AIM OF THE EXERCISE —
Without the pictures, copy the entries below word for word.

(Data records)

+-------+

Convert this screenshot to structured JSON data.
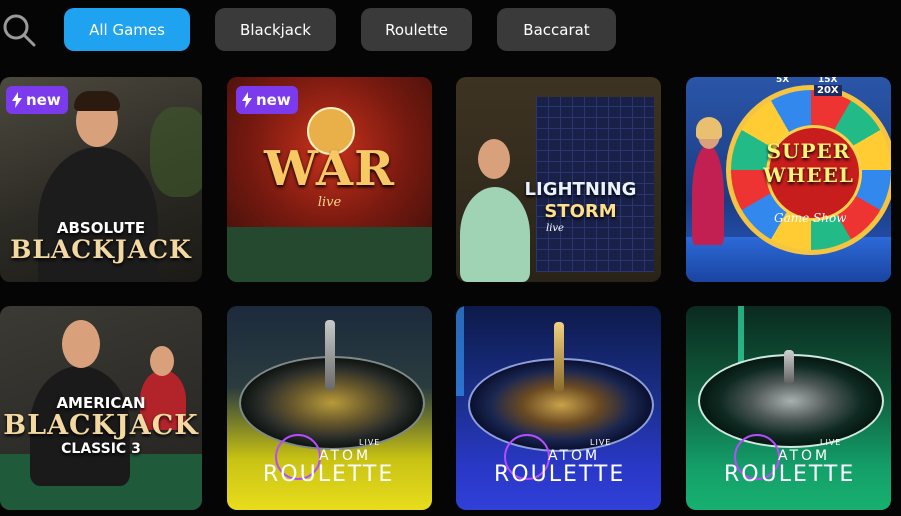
{
  "icons": {
    "search": "search-icon",
    "new_badge": "lightning-icon"
  },
  "filters": [
    {
      "label": "All Games",
      "active": true
    },
    {
      "label": "Blackjack",
      "active": false
    },
    {
      "label": "Roulette",
      "active": false
    },
    {
      "label": "Baccarat",
      "active": false
    }
  ],
  "colors": {
    "accent": "#1fa3f0",
    "chip": "#3a3a3a",
    "badge": "#7c3aed"
  },
  "badge_label": "new",
  "games": [
    {
      "line1": "ABSOLUTE",
      "line2": "BLACKJACK",
      "badge": true
    },
    {
      "line1": "WAR",
      "line2": "live",
      "badge": true
    },
    {
      "line1": "LIGHTNING",
      "line2": "STORM",
      "line3": "live",
      "badge": false
    },
    {
      "line1": "SUPER",
      "line2": "WHEEL",
      "line3": "Game Show",
      "extra1": "20X",
      "extra2": "15X",
      "extra3": "5X",
      "badge": false
    },
    {
      "line1": "AMERICAN",
      "line2": "BLACKJACK",
      "line3": "CLASSIC 3",
      "badge": false
    },
    {
      "live": "LIVE",
      "atom": "ATOM",
      "roulette": "ROULETTE",
      "badge": false
    },
    {
      "live": "LIVE",
      "atom": "ATOM",
      "roulette": "ROULETTE",
      "badge": false
    },
    {
      "live": "LIVE",
      "atom": "ATOM",
      "roulette": "ROULETTE",
      "badge": false
    }
  ]
}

+-------+

EXERCISE SOLUTION —
Convert this screenshot to structured JSON data.
{
  "icons": {
    "search": "search-icon",
    "new_badge": "lightning-icon"
  },
  "filters": [
    {
      "label": "All Games",
      "active": true
    },
    {
      "label": "Blackjack",
      "active": false
    },
    {
      "label": "Roulette",
      "active": false
    },
    {
      "label": "Baccarat",
      "active": false
    }
  ],
  "colors": {
    "accent": "#1fa3f0",
    "chip": "#3a3a3a",
    "badge": "#7c3aed"
  },
  "badge_label": "new",
  "games": [
    {
      "line1": "ABSOLUTE",
      "line2": "BLACKJACK",
      "badge": true
    },
    {
      "line1": "WAR",
      "line2": "live",
      "badge": true
    },
    {
      "line1": "LIGHTNING",
      "line2": "STORM",
      "line3": "live",
      "badge": false
    },
    {
      "line1": "SUPER",
      "line2": "WHEEL",
      "line3": "Game Show",
      "extra1": "20X",
      "extra2": "15X",
      "extra3": "5X",
      "badge": false
    },
    {
      "line1": "AMERICAN",
      "line2": "BLACKJACK",
      "line3": "CLASSIC 3",
      "badge": false
    },
    {
      "live": "LIVE",
      "atom": "ATOM",
      "roulette": "ROULETTE",
      "badge": false
    },
    {
      "live": "LIVE",
      "atom": "ATOM",
      "roulette": "ROULETTE",
      "badge": false
    },
    {
      "live": "LIVE",
      "atom": "ATOM",
      "roulette": "ROULETTE",
      "badge": false
    }
  ]
}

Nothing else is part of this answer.